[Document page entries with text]
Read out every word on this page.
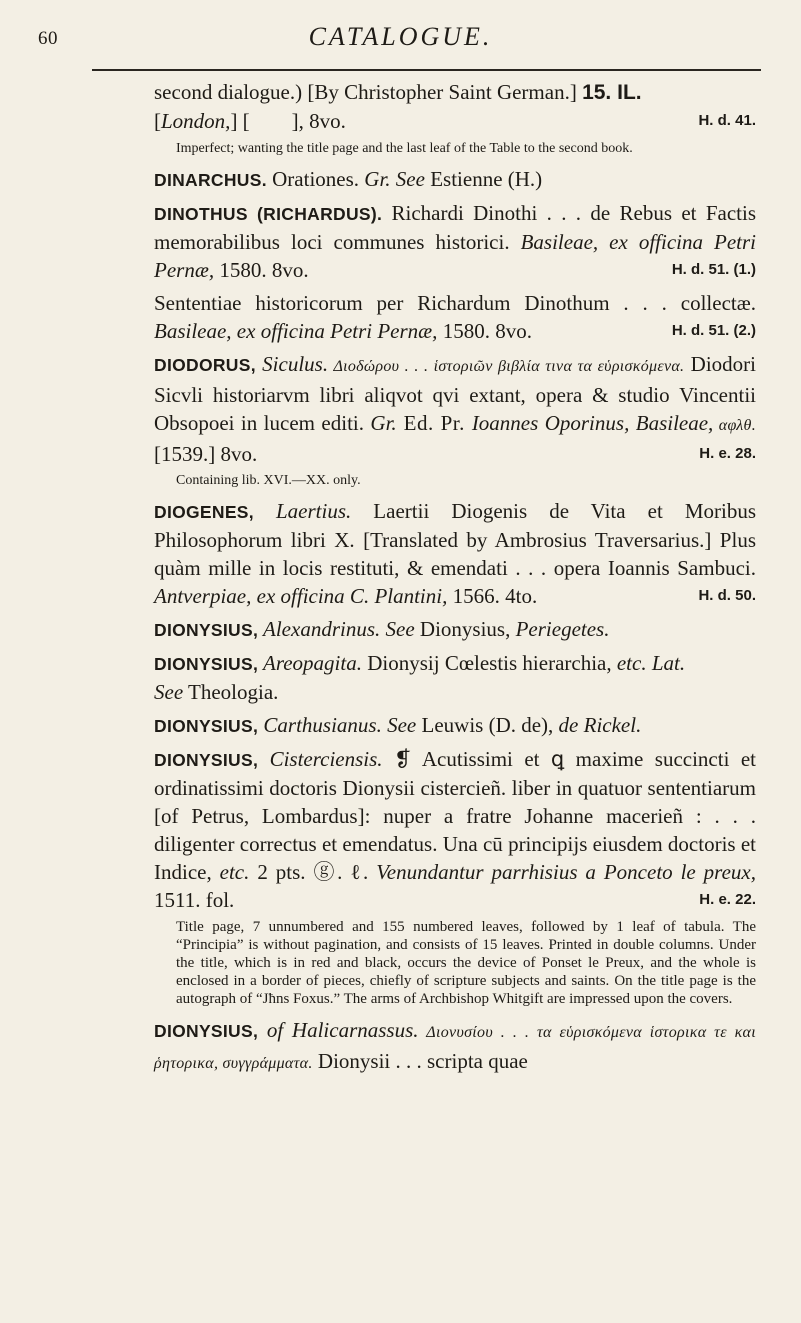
60	CATALOGUE.

second dialogue.) [By Christopher Saint German.] 15. IL.
[London,] [        ], 8vo.	H. d. 41.

Imperfect; wanting the title page and the last leaf of the Table to the second book.

DINARCHUS. Orationes. Gr. See Estienne (H.)

DINOTHUS (RICHARDUS). Richardi Dinothi . . . de Rebus et Factis memorabilibus loci communes historici. Basileae, ex officina Petri Pernæ, 1580. 8vo.	H. d. 51. (1.)

Sententiae historicorum per Richardum Dinothum . . . collectæ. Basileae, ex officina Petri Pernæ, 1580. 8vo.	H. d. 51. (2.)

DIODORUS, Siculus. Διοδώρου . . . ἱστοριῶν βιβλία τινα τα εὑρισκόμενα. Diodori Sicvli historiarvm libri aliqvot qvi extant, opera & studio Vincentii Obsopoei in lucem editi. Gr. Ed. Pr. Ioannes Oporinus, Basileae, αφλθ. [1539.] 8vo.	H. e. 28.

Containing lib. XVI.—XX. only.

DIOGENES, Laertius. Laertii Diogenis de Vita et Moribus Philosophorum libri X. [Translated by Ambrosius Traversarius.] Plus quàm mille in locis restituti, & emendati . . . opera Ioannis Sambuci. Antverpiae, ex officina C. Plantini, 1566. 4to.	H. d. 50.

DIONYSIUS, Alexandrinus. See Dionysius, Periegetes.

DIONYSIUS, Areopagita. Dionysij Cœlestis hierarchia, etc. Lat.
See Theologia.

DIONYSIUS, Carthusianus. See Leuwis (D. de), de Rickel.

DIONYSIUS, Cisterciensis. ❡ Acutissimi et ꝗ maxime succincti et ordinatissimi doctoris Dionysii cistercieñ. liber in quatuor sententiarum [of Petrus, Lombardus]: nuper a fratre Johanne macerieñ : . . . diligenter correctus et emendatus. Una cū principijs eiusdem doctoris et Indice, etc. 2 pts. ⓖ. ℓ. Venundantur parrhisius a Ponceto le preux, 1511. fol.	H. e. 22.

Title page, 7 unnumbered and 155 numbered leaves, followed by 1 leaf of tabula. The “Principia” is without pagination, and consists of 15 leaves. Printed in double columns. Under the title, which is in red and black, occurs the device of Ponset le Preux, and the whole is enclosed in a border of pieces, chiefly of scripture subjects and saints. On the title page is the autograph of “Jħns Foxus.” The arms of Archbishop Whitgift are impressed upon the covers.

DIONYSIUS, of Halicarnassus. Διονυσίου . . . τα εὑρισκόμενα ἱστορικα τε και ῥητορικα, συγγράμματα. Dionysii . . . scripta quae
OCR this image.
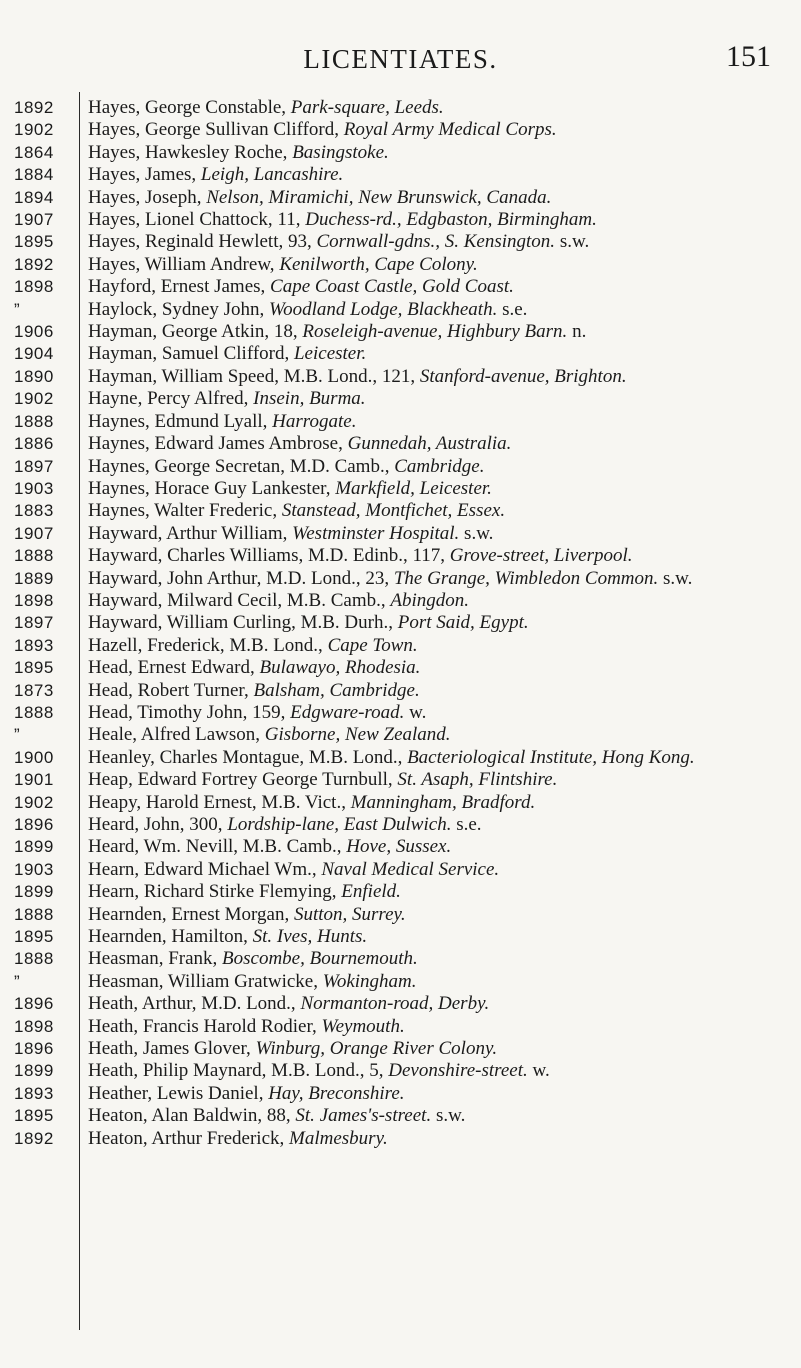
LICENTIATES.	151
1892	Hayes, George Constable, Park-square, Leeds.
1902	Hayes, George Sullivan Clifford, Royal Army Medical Corps.
1864	Hayes, Hawkesley Roche, Basingstoke.
1884	Hayes, James, Leigh, Lancashire.
1894	Hayes, Joseph, Nelson, Miramichi, New Brunswick, Canada.
1907	Hayes, Lionel Chattock, 11, Duchess-rd., Edgbaston, Birmingham.
1895	Hayes, Reginald Hewlett, 93, Cornwall-gdns., S. Kensington. s.w.
1892	Hayes, William Andrew, Kenilworth, Cape Colony.
1898	Hayford, Ernest James, Cape Coast Castle, Gold Coast.
”	Haylock, Sydney John, Woodland Lodge, Blackheath. s.e.
1906	Hayman, George Atkin, 18, Roseleigh-avenue, Highbury Barn. n.
1904	Hayman, Samuel Clifford, Leicester.
1890	Hayman, William Speed, M.B. Lond., 121, Stanford-avenue, Brighton.
1902	Hayne, Percy Alfred, Insein, Burma.
1888	Haynes, Edmund Lyall, Harrogate.
1886	Haynes, Edward James Ambrose, Gunnedah, Australia.
1897	Haynes, George Secretan, M.D. Camb., Cambridge.
1903	Haynes, Horace Guy Lankester, Markfield, Leicester.
1883	Haynes, Walter Frederic, Stanstead, Montfichet, Essex.
1907	Hayward, Arthur William, Westminster Hospital. s.w.
1888	Hayward, Charles Williams, M.D. Edinb., 117, Grove-street, Liverpool.
1889	Hayward, John Arthur, M.D. Lond., 23, The Grange, Wimbledon Common. s.w.
1898	Hayward, Milward Cecil, M.B. Camb., Abingdon.
1897	Hayward, William Curling, M.B. Durh., Port Said, Egypt.
1893	Hazell, Frederick, M.B. Lond., Cape Town.
1895	Head, Ernest Edward, Bulawayo, Rhodesia.
1873	Head, Robert Turner, Balsham, Cambridge.
1888	Head, Timothy John, 159, Edgware-road. w.
”	Heale, Alfred Lawson, Gisborne, New Zealand.
1900	Heanley, Charles Montague, M.B. Lond., Bacteriological Institute, Hong Kong.
1901	Heap, Edward Fortrey George Turnbull, St. Asaph, Flintshire.
1902	Heapy, Harold Ernest, M.B. Vict., Manningham, Bradford.
1896	Heard, John, 300, Lordship-lane, East Dulwich. s.e.
1899	Heard, Wm. Nevill, M.B. Camb., Hove, Sussex.
1903	Hearn, Edward Michael Wm., Naval Medical Service.
1899	Hearn, Richard Stirke Flemying, Enfield.
1888	Hearnden, Ernest Morgan, Sutton, Surrey.
1895	Hearnden, Hamilton, St. Ives, Hunts.
1888	Heasman, Frank, Boscombe, Bournemouth.
”	Heasman, William Gratwicke, Wokingham.
1896	Heath, Arthur, M.D. Lond., Normanton-road, Derby.
1898	Heath, Francis Harold Rodier, Weymouth.
1896	Heath, James Glover, Winburg, Orange River Colony.
1899	Heath, Philip Maynard, M.B. Lond., 5, Devonshire-street. w.
1893	Heather, Lewis Daniel, Hay, Breconshire.
1895	Heaton, Alan Baldwin, 88, St. James's-street. s.w.
1892	Heaton, Arthur Frederick, Malmesbury.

* Assignment
Gather all lines from the records above in which "Haynes" appears.

* Exercise response
1888	Haynes, Edmund Lyall, Harrogate.
1886	Haynes, Edward James Ambrose, Gunnedah, Australia.
1897	Haynes, George Secretan, M.D. Camb., Cambridge.
1903	Haynes, Horace Guy Lankester, Markfield, Leicester.
1883	Haynes, Walter Frederic, Stanstead, Montfichet, Essex.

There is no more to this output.